TEXT TO READ »
Chapter 8, Problem 8.25P

To determine

(a)

The appropriate sink strength: m.

Answer to Problem 8.25P

The appropriate sink strength: $m\approx 1980\frac{m^2}{s}$

Explanation of Solution

Given:

$\Gamma =8500m^2/s$

The given circulation yields the circumferential velocity at $r=40m$ :

$v_{\theta }=\frac{\Gamma }{2\pi r}=\frac{8500}{2\pi \left(40m\right)}$

$v_{\theta }\approx 33.8\frac{m}{s}$

Assuming sea − level density, $\rho =1.225kg/m^3$, to find radial velocity Bernoulli is to be used:

$p_{\infty }+\frac{\rho }{2}{\left(0\right)}^2=\left(p_{\infty }-\Delta p\right)+\frac{\rho }{2}\left(v_{\theta }^2+v_r^2\right)=p_{\infty }-2200+\frac{1.225}{2}\left({\left(33.8\right)}^2+v_r^2\right)$

So,

$v_r\approx 49.5\frac{m}{s}=\frac{m}{r}=\frac{m}{40}$

Therefore,

$m\approx 1980\frac{m^2}{s}$.

EXERCISE AIM »
Reproduce the solution to Problem 8.25P above in full, word for word.

RECORD LIST »
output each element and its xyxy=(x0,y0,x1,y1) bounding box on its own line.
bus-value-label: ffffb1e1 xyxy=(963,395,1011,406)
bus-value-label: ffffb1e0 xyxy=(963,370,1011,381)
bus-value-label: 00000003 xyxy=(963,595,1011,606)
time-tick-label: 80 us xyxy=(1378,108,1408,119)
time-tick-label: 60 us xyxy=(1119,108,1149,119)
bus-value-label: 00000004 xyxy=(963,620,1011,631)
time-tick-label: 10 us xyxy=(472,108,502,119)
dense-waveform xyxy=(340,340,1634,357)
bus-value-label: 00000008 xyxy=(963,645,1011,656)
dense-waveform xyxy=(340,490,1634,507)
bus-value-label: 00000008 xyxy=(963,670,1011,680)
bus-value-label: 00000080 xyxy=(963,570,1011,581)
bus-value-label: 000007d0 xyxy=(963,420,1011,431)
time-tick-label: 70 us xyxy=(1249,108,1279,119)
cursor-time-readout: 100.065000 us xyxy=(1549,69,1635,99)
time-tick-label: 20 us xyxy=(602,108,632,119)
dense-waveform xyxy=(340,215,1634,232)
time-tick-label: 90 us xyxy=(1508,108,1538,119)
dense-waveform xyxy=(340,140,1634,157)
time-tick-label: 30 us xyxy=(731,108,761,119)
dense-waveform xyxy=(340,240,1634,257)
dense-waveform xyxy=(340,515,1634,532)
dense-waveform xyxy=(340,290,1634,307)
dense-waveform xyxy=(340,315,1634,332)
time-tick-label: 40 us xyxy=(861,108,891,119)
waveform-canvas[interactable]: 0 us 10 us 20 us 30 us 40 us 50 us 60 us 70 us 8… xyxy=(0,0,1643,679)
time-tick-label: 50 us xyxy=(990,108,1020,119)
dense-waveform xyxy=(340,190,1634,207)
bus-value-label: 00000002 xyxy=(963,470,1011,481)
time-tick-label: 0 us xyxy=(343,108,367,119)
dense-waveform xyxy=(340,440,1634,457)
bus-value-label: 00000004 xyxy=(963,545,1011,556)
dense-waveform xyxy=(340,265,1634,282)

THE REPLY »
Chapter 8, Problem 8.25P

To determine

(a)

The appropriate sink strength: m.

Answer to Problem 8.25P

The appropriate sink strength: $m\approx 1980\frac{m^2}{s}$

Explanation of Solution

Given:

$\Gamma =8500m^2/s$

The given circulation yields the circumferential velocity at $r=40m$ :

$v_{\theta }=\frac{\Gamma }{2\pi r}=\frac{8500}{2\pi \left(40m\right)}$

$v_{\theta }\approx 33.8\frac{m}{s}$

Assuming sea − level density, $\rho =1.225kg/m^3$, to find radial velocity Bernoulli is to be used:

$p_{\infty }+\frac{\rho }{2}{\left(0\right)}^2=\left(p_{\infty }-\Delta p\right)+\frac{\rho }{2}\left(v_{\theta }^2+v_r^2\right)=p_{\infty }-2200+\frac{1.225}{2}\left({\left(33.8\right)}^2+v_r^2\right)$

So,

$v_r\approx 49.5\frac{m}{s}=\frac{m}{r}=\frac{m}{40}$

Therefore,

$m\approx 1980\frac{m^2}{s}$.